The important issue, however, is that the processor’s idle time decreased. This means that the
utilization of the system’s resources increased and the computer system was more productive, which
improved its price/performance ratio. It should be noted that it is possible that the second task (B)
will not arrive exactly after task A has finished (as is the case in the figure). In such a case, it will have
to wait for its turn, which may result in some increase in the response time, but the processor’s idle
time will decrease anyhow.
Based on the success of dual programming, a natural development was to enhance the method so
it would accommodate a larger number of tasks executing “in parallel.” This is the


multiprogramming method (see 
Figure 5.14
, which depicts three tasks).
FIGURE 5.14
Three tasks “in parallel.”
As with dual programming, the processor’s idle time continues to decrease. It should be noted,
however, that the figure is very simplistic. In real life, no one can ensure that the tasks will arrive at
the processor’s idle windows. However, as previously explained (in the dual-programming example),
even if the tasks arrive at the same time, it is the operating system’s responsibility to run them, but
the increased workload will allow a better system utilization, which will improve the
price/performance ratio.
The number of tasks executed concurrently is not, of course, limited to three, and in most modern
computers, this number is significantly larger; this is mainly due to the virtual memory concept,
which does not require the whole program to reside in memory, just the running parts (this will be
elaborated on in this chapter).

Parts of the exercise:
a - List the results that the multiprogramming passage says followed from the decrease in the processor's idle time in its opening sentences.
b - Answer these questions from the multiprogramming passage.
(i) How many tasks does Figure 5.14 depict?
(ii) What may increase when the second task (B) has to wait for its turn?
(iii) What concept is given as the main reason that most modern computers run a significantly larger number of tasks concurrently?

Data lines:
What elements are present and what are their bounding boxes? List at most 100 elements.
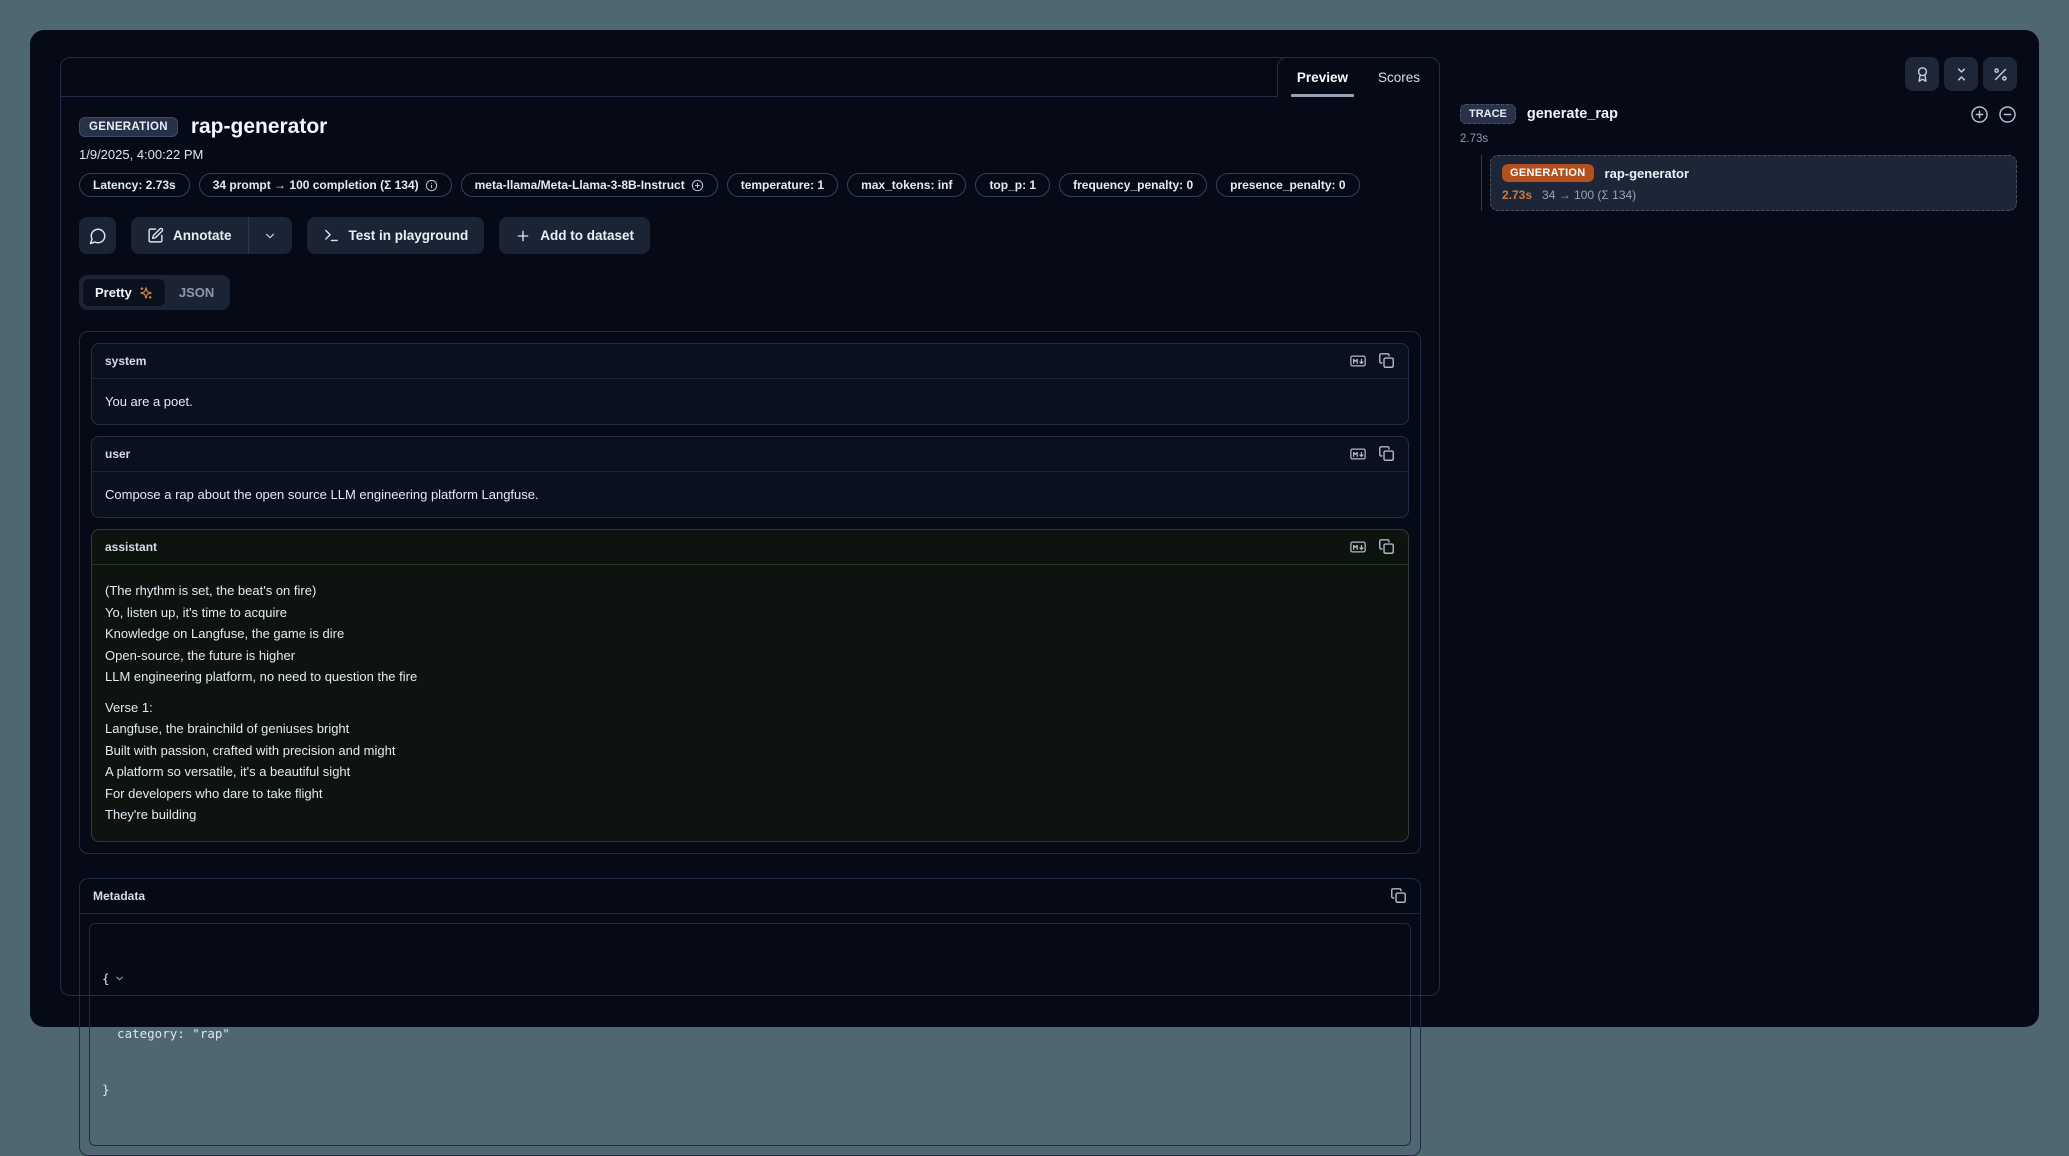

The replies:
a -
- The utilization of the system's resources increased.
- The computer system was more productive.
- The system's price/performance ratio improved.

b -
(i) Three tasks.
(ii) The response time.
(iii) The virtual memory concept.